**Your task:**
Identify each line in the records below that contains the word "left", and copy it.

··· Input for this task ···

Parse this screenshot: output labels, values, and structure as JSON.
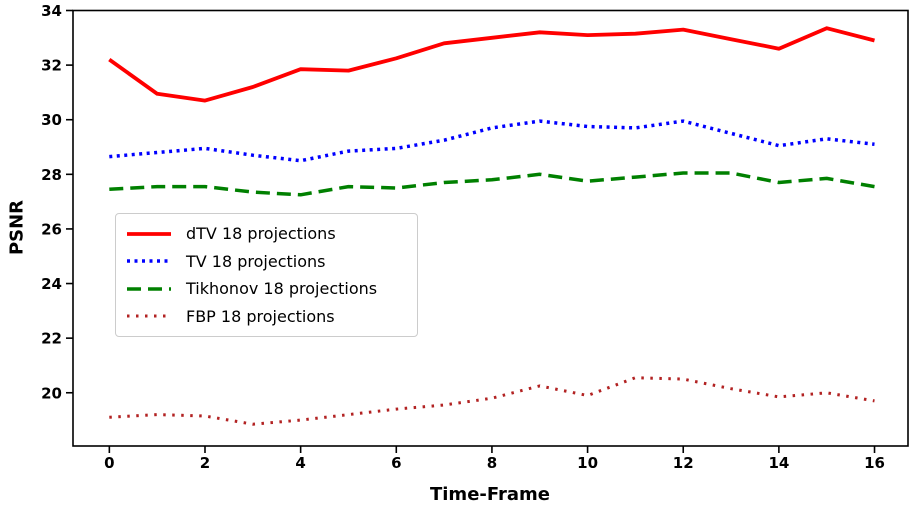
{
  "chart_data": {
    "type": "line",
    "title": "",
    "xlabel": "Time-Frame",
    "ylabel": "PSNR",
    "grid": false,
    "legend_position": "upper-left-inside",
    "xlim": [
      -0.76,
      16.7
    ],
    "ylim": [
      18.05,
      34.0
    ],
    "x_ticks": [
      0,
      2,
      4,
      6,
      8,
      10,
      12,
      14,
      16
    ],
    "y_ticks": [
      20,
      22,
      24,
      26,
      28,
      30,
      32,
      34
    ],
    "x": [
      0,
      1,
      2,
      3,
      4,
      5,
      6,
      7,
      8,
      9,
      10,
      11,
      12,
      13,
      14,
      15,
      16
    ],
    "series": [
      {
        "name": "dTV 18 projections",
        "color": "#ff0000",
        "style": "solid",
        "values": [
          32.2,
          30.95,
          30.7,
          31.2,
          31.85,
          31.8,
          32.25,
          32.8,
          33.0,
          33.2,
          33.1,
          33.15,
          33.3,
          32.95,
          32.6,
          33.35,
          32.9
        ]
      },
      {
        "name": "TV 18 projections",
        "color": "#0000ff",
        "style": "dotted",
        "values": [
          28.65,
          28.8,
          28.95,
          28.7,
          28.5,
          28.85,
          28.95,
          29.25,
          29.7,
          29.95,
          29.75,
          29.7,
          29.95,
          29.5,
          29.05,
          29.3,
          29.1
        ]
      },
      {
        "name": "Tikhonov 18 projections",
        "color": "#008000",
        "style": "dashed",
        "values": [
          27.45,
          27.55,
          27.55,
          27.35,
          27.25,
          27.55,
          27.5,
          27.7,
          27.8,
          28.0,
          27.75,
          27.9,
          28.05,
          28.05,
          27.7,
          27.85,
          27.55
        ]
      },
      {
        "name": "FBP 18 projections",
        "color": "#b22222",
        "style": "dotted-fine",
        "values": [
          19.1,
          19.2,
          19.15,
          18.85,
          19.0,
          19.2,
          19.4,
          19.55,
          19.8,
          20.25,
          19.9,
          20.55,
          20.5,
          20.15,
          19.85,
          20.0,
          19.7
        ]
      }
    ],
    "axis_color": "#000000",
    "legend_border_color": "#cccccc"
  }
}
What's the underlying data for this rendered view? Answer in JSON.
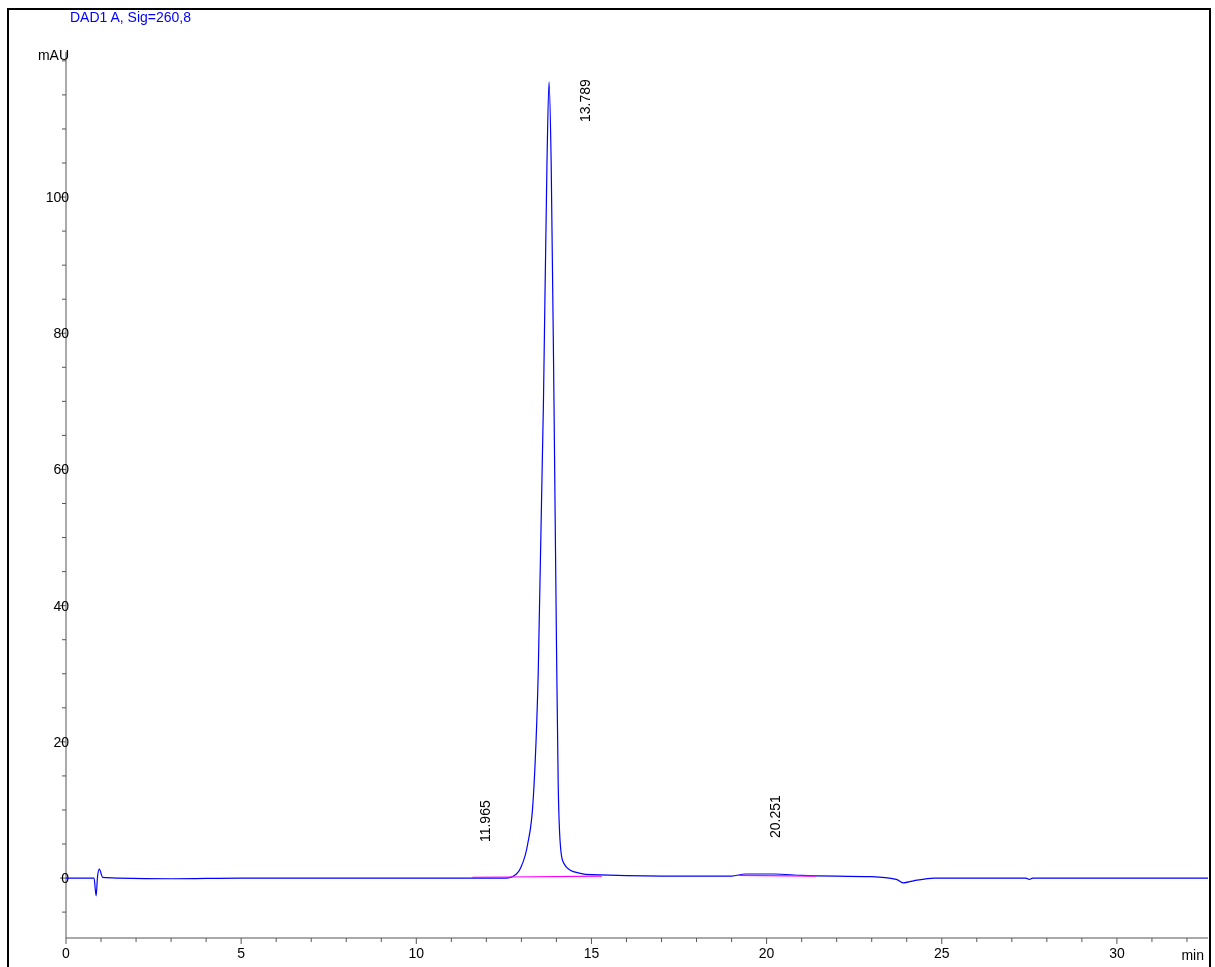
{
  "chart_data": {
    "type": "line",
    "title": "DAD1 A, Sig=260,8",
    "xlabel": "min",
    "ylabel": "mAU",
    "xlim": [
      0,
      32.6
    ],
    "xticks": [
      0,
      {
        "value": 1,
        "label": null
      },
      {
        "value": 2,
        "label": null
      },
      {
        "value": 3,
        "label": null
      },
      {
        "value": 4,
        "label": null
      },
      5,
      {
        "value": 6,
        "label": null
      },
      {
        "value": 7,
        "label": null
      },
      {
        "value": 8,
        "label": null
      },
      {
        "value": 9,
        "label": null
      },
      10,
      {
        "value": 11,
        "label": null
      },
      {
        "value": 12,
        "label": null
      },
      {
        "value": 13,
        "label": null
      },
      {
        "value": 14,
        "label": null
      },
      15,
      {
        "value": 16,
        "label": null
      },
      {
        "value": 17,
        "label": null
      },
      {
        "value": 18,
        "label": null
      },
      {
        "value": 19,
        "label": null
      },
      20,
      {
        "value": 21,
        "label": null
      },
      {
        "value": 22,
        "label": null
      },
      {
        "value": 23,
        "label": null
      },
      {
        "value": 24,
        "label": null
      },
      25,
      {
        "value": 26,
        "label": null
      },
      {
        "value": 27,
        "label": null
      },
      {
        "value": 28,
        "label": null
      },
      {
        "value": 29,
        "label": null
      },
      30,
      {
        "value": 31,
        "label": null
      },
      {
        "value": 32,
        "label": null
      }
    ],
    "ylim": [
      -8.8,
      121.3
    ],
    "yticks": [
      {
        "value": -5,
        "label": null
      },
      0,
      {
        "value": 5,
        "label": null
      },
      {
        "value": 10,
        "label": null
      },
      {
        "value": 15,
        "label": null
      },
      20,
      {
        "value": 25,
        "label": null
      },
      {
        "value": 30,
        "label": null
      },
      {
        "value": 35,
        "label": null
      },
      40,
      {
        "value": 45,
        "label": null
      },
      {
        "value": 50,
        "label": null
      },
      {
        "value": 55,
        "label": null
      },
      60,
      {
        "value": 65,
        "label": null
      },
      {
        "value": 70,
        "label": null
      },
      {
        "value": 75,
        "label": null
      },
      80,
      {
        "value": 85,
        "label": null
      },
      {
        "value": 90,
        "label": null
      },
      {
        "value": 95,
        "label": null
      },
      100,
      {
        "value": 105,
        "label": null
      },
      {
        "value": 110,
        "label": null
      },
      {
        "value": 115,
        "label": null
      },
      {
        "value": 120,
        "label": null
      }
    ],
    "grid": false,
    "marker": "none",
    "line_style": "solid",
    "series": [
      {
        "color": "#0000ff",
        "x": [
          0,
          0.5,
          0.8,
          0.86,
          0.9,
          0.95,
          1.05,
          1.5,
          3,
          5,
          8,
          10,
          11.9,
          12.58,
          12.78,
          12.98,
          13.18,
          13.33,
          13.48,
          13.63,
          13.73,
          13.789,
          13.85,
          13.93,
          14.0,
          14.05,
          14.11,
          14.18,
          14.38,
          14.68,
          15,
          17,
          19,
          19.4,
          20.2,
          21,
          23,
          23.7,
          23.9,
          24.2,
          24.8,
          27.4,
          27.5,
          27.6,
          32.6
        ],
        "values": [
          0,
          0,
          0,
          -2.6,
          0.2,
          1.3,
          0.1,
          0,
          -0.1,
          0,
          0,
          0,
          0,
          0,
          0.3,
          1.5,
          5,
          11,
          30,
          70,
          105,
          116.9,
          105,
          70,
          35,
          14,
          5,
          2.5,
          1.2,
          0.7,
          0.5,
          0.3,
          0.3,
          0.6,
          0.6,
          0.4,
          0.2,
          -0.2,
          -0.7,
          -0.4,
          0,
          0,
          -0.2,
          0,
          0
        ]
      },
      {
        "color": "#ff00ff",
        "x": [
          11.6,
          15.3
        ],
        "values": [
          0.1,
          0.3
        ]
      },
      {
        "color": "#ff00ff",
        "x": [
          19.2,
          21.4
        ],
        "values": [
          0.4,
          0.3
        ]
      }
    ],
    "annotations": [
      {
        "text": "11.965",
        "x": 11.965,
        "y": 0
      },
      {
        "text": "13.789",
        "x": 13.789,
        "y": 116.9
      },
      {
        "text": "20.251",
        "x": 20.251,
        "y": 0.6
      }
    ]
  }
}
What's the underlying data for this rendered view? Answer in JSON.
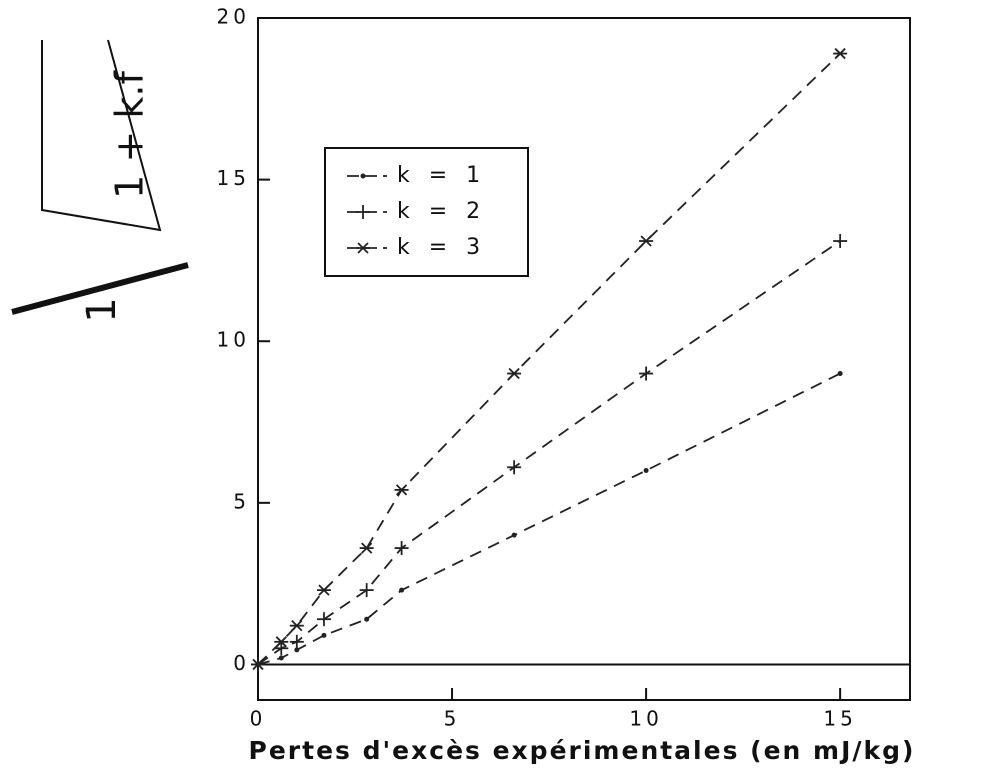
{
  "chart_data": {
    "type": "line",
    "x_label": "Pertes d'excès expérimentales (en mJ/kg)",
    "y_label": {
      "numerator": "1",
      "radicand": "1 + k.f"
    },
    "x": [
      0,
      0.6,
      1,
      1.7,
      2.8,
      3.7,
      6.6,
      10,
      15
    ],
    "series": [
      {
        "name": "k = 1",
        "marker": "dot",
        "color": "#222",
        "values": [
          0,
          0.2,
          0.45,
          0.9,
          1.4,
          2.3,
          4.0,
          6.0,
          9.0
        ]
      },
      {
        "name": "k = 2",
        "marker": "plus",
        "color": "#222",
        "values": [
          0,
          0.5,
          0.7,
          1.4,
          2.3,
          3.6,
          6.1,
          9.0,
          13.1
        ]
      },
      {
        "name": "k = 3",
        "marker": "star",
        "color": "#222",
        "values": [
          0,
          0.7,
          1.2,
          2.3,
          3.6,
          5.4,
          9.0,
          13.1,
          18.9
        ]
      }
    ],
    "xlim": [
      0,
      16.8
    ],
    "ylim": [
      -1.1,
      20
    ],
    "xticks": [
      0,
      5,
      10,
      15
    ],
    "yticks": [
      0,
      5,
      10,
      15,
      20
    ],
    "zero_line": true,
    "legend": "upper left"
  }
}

···

**Full answer:**
    "legend_position": "upper-left-inside",
    "legend": "upper left"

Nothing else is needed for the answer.